§ **THE EXERCISE**: How many lines in these records hold the string "content"? Reply with the number alone.

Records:

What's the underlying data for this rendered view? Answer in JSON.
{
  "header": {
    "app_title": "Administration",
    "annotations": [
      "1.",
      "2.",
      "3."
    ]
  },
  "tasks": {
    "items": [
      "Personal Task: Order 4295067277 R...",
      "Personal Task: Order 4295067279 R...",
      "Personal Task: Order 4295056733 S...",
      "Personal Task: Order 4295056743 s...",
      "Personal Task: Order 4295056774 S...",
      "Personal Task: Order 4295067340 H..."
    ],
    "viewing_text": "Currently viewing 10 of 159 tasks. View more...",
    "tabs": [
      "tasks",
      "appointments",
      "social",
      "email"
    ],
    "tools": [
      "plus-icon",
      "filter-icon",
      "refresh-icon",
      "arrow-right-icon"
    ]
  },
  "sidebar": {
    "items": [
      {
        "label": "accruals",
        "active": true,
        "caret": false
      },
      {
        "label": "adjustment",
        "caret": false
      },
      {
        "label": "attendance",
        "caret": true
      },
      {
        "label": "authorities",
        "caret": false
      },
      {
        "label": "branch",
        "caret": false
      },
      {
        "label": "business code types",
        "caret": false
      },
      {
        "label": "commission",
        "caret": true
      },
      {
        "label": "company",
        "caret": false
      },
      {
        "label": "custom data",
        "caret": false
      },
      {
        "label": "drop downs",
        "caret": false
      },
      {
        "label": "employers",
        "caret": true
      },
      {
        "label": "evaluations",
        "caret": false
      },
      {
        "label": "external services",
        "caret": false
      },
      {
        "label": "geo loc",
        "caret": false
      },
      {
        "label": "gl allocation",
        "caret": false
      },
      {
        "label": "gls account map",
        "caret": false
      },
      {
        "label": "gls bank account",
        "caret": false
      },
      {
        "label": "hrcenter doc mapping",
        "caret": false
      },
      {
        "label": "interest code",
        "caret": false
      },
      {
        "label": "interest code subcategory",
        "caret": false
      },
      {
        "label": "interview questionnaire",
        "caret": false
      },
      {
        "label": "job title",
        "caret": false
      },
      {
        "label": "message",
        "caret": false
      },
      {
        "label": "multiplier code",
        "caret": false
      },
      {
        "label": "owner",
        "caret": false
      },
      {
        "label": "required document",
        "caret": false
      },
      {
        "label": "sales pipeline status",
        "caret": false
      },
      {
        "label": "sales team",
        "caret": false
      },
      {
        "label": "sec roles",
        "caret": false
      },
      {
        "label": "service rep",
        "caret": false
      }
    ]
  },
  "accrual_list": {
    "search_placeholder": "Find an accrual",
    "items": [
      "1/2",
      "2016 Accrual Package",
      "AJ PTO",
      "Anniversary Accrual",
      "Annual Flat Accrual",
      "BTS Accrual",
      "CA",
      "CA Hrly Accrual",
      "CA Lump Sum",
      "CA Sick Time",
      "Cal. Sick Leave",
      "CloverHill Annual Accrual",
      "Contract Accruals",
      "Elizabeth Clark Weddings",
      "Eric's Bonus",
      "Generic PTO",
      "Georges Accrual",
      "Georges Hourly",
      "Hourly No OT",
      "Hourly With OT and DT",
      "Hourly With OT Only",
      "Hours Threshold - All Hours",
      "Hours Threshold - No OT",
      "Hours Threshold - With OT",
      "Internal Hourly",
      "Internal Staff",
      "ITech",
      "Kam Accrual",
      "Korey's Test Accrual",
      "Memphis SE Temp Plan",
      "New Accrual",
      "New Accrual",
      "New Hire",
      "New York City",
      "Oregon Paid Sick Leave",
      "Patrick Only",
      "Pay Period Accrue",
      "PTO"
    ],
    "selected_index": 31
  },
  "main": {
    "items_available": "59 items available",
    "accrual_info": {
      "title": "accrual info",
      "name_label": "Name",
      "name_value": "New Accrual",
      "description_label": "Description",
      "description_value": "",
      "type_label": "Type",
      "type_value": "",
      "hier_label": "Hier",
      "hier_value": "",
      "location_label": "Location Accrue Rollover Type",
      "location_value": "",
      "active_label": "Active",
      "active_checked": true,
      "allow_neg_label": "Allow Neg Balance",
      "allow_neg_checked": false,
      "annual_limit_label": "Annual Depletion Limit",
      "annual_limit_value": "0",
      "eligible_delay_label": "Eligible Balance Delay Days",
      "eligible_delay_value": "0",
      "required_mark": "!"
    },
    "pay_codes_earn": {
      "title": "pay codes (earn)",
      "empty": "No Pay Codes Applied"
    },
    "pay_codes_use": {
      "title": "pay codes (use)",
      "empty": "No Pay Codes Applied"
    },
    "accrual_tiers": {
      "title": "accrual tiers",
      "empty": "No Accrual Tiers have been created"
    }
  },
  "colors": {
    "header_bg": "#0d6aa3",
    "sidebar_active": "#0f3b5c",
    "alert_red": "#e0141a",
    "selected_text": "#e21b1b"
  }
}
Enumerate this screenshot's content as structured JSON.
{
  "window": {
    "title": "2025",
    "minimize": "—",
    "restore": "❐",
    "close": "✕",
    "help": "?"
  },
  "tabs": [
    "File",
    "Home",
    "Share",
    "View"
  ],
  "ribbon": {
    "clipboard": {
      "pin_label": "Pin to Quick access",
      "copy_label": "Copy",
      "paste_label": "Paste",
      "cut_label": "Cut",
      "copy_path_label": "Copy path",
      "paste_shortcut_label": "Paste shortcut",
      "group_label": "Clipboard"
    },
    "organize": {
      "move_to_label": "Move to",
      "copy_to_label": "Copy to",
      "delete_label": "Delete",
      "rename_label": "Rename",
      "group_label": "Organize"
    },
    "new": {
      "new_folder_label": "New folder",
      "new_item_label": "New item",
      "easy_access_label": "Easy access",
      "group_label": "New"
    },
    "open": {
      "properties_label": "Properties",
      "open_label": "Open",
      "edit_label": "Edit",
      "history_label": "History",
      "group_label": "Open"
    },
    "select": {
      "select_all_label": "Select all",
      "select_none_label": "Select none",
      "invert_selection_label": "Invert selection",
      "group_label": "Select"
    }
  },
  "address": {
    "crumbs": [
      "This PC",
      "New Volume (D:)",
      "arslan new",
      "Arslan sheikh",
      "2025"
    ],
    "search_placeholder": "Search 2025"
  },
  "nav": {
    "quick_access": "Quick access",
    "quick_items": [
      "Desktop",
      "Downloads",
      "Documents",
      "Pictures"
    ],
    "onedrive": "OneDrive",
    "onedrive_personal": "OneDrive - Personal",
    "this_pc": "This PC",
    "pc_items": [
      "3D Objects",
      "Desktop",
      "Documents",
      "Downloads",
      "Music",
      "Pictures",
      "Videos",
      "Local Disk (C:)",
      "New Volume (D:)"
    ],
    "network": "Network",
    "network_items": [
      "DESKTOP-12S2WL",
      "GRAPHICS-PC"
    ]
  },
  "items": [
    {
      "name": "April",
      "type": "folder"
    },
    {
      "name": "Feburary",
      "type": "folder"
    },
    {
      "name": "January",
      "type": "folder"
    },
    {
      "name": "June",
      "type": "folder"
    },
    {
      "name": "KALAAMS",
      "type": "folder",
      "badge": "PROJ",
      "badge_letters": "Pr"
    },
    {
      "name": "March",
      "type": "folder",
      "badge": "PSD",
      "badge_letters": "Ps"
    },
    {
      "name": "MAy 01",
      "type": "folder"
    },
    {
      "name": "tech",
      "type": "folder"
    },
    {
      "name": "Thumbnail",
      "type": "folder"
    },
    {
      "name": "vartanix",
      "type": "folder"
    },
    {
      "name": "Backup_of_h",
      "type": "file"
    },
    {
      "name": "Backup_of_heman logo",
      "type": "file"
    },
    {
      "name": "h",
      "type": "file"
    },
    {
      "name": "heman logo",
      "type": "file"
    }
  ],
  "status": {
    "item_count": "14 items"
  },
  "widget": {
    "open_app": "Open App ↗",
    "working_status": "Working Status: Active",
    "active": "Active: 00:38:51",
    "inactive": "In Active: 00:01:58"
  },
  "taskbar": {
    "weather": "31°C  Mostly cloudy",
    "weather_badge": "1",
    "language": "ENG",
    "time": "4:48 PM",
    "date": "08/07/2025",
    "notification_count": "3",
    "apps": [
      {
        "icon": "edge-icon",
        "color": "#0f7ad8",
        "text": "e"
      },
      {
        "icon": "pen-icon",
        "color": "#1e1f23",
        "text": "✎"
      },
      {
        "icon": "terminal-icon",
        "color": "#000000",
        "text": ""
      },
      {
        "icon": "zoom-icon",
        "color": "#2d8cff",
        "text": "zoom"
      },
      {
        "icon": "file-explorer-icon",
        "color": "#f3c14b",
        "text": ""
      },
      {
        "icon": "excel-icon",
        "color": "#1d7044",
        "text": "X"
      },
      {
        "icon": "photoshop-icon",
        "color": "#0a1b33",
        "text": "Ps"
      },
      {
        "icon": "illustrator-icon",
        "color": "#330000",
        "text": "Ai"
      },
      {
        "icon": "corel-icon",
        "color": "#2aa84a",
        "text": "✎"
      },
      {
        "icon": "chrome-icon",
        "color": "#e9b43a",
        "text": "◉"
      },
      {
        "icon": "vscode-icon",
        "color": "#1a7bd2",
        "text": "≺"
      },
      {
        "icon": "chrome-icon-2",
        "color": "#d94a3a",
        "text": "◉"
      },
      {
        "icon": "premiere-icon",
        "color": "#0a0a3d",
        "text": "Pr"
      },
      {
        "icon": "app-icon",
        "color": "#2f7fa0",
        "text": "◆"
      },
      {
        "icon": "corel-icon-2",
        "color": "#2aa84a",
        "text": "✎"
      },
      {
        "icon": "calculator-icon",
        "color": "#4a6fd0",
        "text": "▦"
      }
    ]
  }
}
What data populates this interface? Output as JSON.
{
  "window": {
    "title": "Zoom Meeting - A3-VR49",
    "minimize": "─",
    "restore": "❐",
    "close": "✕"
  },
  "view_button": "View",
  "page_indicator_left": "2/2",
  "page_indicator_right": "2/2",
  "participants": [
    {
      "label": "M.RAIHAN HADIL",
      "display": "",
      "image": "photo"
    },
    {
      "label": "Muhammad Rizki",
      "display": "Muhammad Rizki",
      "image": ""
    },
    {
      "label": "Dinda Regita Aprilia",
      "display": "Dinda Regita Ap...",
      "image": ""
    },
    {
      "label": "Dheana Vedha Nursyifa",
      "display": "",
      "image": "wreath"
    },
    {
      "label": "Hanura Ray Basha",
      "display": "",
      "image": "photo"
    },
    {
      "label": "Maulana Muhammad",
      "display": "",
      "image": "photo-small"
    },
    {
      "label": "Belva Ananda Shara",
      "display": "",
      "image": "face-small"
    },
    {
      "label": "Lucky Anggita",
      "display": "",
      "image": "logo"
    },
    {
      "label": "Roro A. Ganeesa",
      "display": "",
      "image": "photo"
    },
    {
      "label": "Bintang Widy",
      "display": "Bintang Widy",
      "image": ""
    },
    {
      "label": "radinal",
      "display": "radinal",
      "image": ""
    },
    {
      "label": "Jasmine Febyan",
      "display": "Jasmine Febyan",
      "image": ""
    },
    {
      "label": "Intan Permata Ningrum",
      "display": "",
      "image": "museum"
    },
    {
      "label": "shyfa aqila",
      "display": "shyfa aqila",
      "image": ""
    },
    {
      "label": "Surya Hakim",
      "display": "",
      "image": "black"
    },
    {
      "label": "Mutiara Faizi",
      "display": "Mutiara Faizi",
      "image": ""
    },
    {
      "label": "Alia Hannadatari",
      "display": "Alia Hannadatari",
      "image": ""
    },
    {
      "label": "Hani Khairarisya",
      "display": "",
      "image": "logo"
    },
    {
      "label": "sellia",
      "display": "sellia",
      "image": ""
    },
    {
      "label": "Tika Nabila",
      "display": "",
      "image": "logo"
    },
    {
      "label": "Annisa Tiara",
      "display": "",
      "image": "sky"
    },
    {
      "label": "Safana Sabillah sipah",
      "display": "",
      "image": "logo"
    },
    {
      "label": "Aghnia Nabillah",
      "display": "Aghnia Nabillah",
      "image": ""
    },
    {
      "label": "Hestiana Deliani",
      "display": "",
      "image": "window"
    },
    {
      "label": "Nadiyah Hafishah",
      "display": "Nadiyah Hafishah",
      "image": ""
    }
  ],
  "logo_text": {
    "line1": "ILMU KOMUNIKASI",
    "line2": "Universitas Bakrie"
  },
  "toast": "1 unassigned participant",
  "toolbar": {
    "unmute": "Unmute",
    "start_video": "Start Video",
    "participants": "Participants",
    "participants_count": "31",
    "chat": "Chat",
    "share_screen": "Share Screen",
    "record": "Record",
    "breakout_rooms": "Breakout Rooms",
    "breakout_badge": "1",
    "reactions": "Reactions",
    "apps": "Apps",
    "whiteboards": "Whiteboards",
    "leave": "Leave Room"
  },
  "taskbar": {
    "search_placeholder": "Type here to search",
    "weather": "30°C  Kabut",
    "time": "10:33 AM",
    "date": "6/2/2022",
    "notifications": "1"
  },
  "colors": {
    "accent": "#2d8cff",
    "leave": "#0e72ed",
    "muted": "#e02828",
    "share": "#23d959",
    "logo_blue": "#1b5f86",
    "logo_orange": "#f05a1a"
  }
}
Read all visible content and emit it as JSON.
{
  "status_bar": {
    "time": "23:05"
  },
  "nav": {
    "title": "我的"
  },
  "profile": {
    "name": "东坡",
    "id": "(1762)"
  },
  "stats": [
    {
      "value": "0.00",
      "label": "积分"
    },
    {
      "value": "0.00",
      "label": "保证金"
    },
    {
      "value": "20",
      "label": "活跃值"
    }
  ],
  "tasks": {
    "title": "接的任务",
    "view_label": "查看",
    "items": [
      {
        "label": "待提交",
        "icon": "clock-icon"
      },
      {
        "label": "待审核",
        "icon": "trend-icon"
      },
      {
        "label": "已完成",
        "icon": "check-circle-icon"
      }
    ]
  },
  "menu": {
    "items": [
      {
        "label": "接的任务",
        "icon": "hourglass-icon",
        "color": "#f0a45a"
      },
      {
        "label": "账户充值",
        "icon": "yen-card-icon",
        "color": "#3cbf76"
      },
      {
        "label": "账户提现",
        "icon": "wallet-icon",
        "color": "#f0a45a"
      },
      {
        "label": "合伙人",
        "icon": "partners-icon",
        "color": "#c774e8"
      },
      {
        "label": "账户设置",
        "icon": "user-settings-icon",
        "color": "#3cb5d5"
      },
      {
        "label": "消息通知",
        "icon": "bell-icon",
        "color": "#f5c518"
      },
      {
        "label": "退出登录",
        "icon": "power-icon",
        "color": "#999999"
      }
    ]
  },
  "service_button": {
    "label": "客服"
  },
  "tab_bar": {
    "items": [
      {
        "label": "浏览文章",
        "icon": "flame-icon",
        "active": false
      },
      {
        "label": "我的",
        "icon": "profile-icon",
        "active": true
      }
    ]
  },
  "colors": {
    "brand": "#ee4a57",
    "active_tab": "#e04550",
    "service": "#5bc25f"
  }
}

§ **TASK ANSWER**: 2